§ **YOUR INSTRUCTIONS**
Your task is to repeat the lines below exactly, excluding any pictures they contain.

## start EXERCISE INPUT

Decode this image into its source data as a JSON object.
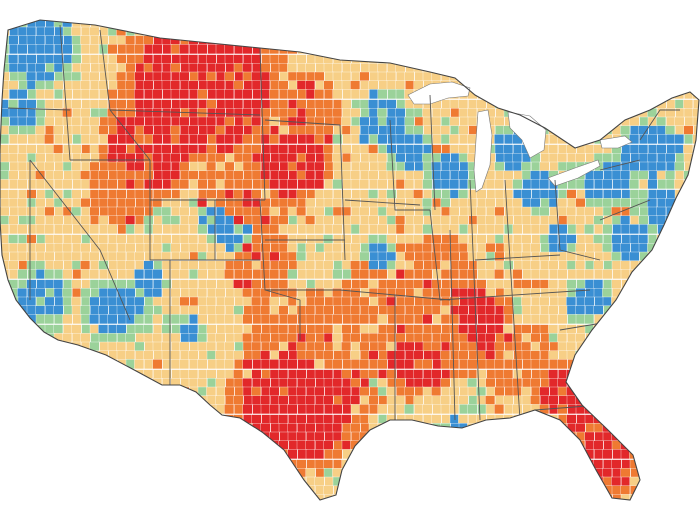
{
  "map": {
    "type": "choropleth",
    "region": "contiguous-united-states",
    "unit": "county",
    "legend": null,
    "palette": {
      "class_1": "#3a8fd3",
      "class_2": "#9bd29a",
      "class_3": "#f7cf86",
      "class_4": "#ef7a32",
      "class_5": "#e2282a"
    },
    "class_order": [
      "class_1",
      "class_2",
      "class_3",
      "class_4",
      "class_5"
    ],
    "border_colors": {
      "county": "#ffffff",
      "state": "#555555"
    }
  }
}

## end EXERCISE INPUT

§ **WRITTEN ANSWER**
Decode this image into its source data as a JSON object.
{
  "map": {
    "type": "choropleth",
    "region": "contiguous-united-states",
    "unit": "county",
    "legend": null,
    "palette": {
      "class_1": "#3a8fd3",
      "class_2": "#9bd29a",
      "class_3": "#f7cf86",
      "class_4": "#ef7a32",
      "class_5": "#e2282a"
    },
    "class_order": [
      "class_1",
      "class_2",
      "class_3",
      "class_4",
      "class_5"
    ],
    "border_colors": {
      "county": "#ffffff",
      "state": "#555555"
    }
  }
}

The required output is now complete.